• _Text for analysis_:

····················

Inside the virtual host configuration file:
# 1. Enable SSL Proxy Engine for internal loopback connection
SSLProxyEngine On
SSLProxyVerify none
SSLProxyCheckPeerCN off
SSLProxyCheckPeerName off
SSLProxyCheckPeerExpire off
# 2. Exclude webhook path from the default root proxy (/)
ProxyPass /deploy-webhook-example !
# 3. Route the public webhook path to aaPanel's local webhook port
RewriteEngine On
RewriteRule ^/deploy-webhook-example$ https://127.0.0.1:38416/hook?access_key=exampleWebhookAccessKey [P,L]
[!NOTE] Port
38416is the default local loopback port used by aaPanel's Webhook script plugin. If you are using a different panel or custom webhook receiver, replace this with the appropriate listener port configured on your VPS.
2. The aaPanel Webhook Automation Script
On the server, aaPanel coordinates incoming requests. When GitHub hits the /deploy-webhook-example endpoint, the webhook handler validates the access_key and launches the deployment script:
#!/bin/bash
echo "============================================="
echo "Starting automatic deploy process for Example Commerce..."
echo "Timestamp: $(date)"
# Export paths for Node, npm, and PM2
export PATH=/usr/local/bin:/usr/bin:/usr/local/sbin:/usr/sbin:/sbin:/bin:$PATH
# Switch to the project directory
cd /opt/example-commerce || { echo "Failed to navigate to /opt/example-commerce"; exit 1; }
# Reset local changes and pull the latest code from Github
echo "Pulling the latest code from Github..."
git reset --hard
git pull origin main || { echo "Failed to execute git pull"; exit 1; }
# Install new dependencies (if package.json changed)
echo "Updating dependencies (npm install)..."
npm install || { echo "Failed to execute npm install"; exit 1; }
# Build the Astro storefront application
echo "Building the storefront (npm run build)..."
cd apps/storefront || { echo "Failed to navigate to apps/storefront"; exit 1; }
npm run build || { echo "Failed to build the storefront"; exit 1; }
# Restart the PM2 storefront process
echo "Resetting storefront PM2 process (example-frontend-ssr)..."
pm2 restart example-frontend-ssr || { echo "Failed to restart example-frontend-ssr"; exit 1; }
echo "Automatic deploy process finished successfully at $(date)"
echo "============================================="
3. Connecting the Astro SSR Frontend and Rust Backend
Our architecture splits the front and back of the store:
Frontend (Astro SSR): Dynamically pre-renders product pages and handles user interaction. Runs locally on port
3000via PM2.Backend (Rust/Actix-web): Exposes high-performance JSON API endpoints. Runs locally on port
8000as a compiled binary service.

····················

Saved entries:

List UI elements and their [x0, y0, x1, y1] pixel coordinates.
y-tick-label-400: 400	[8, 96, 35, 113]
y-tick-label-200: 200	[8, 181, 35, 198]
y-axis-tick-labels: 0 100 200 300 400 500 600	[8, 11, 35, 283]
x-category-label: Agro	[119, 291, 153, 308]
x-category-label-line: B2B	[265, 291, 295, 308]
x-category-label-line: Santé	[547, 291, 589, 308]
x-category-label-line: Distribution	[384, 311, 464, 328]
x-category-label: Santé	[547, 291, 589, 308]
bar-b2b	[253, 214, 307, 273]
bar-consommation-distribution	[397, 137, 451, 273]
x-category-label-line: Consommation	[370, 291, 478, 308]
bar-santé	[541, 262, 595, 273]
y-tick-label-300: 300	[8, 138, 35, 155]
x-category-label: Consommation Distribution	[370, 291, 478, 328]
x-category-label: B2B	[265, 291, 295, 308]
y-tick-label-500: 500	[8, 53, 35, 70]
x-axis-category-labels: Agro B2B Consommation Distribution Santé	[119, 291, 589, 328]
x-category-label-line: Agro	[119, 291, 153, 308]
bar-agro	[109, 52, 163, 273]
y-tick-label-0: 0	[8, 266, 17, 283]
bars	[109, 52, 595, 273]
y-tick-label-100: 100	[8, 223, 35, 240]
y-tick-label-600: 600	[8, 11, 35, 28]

····················

• _Exercises to complete_:
1/ Based on the deployment guide, decide whether each statement agrees with it. Answer yes or no for each, quoting the words that decide it. (a) The deployment script pulls code from the main branch. (b) The virtual host configuration turns SSL proxy verification on. (c) The deployment script restarts a PM2 process named for the storefront.
2/ Extract from the deployment guide everything from "3. Connecting the" down to "compiled binary service.", keeping the words unchanged.

• _Expected responses_:
1/
(a) Yes: "git pull origin main"
(b) No: "SSLProxyVerify none"
(c) Yes: "Resetting storefront PM2 process (example-frontend-ssr)..."

2/
3. Connecting the Astro SSR Frontend and Rust Backend
Our architecture splits the front and back of the store:
Frontend (Astro SSR): Dynamically pre-renders product pages and handles user interaction. Runs locally on port
3000via PM2.Backend (Rust/Actix-web): Exposes high-performance JSON API endpoints. Runs locally on port
8000as a compiled binary service.